**Data supplied**
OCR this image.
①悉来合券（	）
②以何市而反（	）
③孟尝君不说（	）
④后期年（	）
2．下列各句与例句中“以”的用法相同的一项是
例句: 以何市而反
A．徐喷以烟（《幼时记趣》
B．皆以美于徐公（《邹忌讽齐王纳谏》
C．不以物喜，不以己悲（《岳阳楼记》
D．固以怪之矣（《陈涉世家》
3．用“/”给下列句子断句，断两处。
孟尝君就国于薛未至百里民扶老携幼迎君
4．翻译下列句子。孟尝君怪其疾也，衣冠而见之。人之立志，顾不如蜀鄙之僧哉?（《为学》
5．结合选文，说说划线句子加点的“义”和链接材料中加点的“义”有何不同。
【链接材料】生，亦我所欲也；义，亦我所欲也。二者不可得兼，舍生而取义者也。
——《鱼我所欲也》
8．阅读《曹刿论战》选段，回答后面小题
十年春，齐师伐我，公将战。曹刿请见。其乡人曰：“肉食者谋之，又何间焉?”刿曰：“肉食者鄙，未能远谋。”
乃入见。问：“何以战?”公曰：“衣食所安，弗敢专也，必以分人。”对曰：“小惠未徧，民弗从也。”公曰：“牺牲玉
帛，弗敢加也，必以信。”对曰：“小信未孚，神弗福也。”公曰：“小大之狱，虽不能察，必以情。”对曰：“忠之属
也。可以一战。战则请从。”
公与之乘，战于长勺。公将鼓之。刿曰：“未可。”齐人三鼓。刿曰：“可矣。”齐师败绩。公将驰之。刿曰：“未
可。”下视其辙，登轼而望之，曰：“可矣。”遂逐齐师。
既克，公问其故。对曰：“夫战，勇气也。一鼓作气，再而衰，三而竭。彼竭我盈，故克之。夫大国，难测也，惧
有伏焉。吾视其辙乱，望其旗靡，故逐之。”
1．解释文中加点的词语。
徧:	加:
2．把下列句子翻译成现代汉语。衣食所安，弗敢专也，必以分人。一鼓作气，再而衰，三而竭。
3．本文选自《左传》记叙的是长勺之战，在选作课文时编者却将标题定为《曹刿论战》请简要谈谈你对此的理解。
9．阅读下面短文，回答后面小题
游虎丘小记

**Challenge**
Retype the records that precede this task, keeping them exactly the same.

**Solution to this task**
OCR this image.
①悉来合券（	）
②以何市而反（	）
③孟尝君不说（	）
④后期年（	）
2．下列各句与例句中“以”的用法相同的一项是
例句: 以何市而反
A．徐喷以烟（《幼时记趣》
B．皆以美于徐公（《邹忌讽齐王纳谏》
C．不以物喜，不以己悲（《岳阳楼记》
D．固以怪之矣（《陈涉世家》
3．用“/”给下列句子断句，断两处。
孟尝君就国于薛未至百里民扶老携幼迎君
4．翻译下列句子。孟尝君怪其疾也，衣冠而见之。人之立志，顾不如蜀鄙之僧哉?（《为学》
5．结合选文，说说划线句子加点的“义”和链接材料中加点的“义”有何不同。
【链接材料】生，亦我所欲也；义，亦我所欲也。二者不可得兼，舍生而取义者也。
——《鱼我所欲也》
8．阅读《曹刿论战》选段，回答后面小题
十年春，齐师伐我，公将战。曹刿请见。其乡人曰：“肉食者谋之，又何间焉?”刿曰：“肉食者鄙，未能远谋。”
乃入见。问：“何以战?”公曰：“衣食所安，弗敢专也，必以分人。”对曰：“小惠未徧，民弗从也。”公曰：“牺牲玉
帛，弗敢加也，必以信。”对曰：“小信未孚，神弗福也。”公曰：“小大之狱，虽不能察，必以情。”对曰：“忠之属
也。可以一战。战则请从。”
公与之乘，战于长勺。公将鼓之。刿曰：“未可。”齐人三鼓。刿曰：“可矣。”齐师败绩。公将驰之。刿曰：“未
可。”下视其辙，登轼而望之，曰：“可矣。”遂逐齐师。
既克，公问其故。对曰：“夫战，勇气也。一鼓作气，再而衰，三而竭。彼竭我盈，故克之。夫大国，难测也，惧
有伏焉。吾视其辙乱，望其旗靡，故逐之。”
1．解释文中加点的词语。
徧:	加:
2．把下列句子翻译成现代汉语。衣食所安，弗敢专也，必以分人。一鼓作气，再而衰，三而竭。
3．本文选自《左传》记叙的是长勺之战，在选作课文时编者却将标题定为《曹刿论战》请简要谈谈你对此的理解。
9．阅读下面短文，回答后面小题
游虎丘小记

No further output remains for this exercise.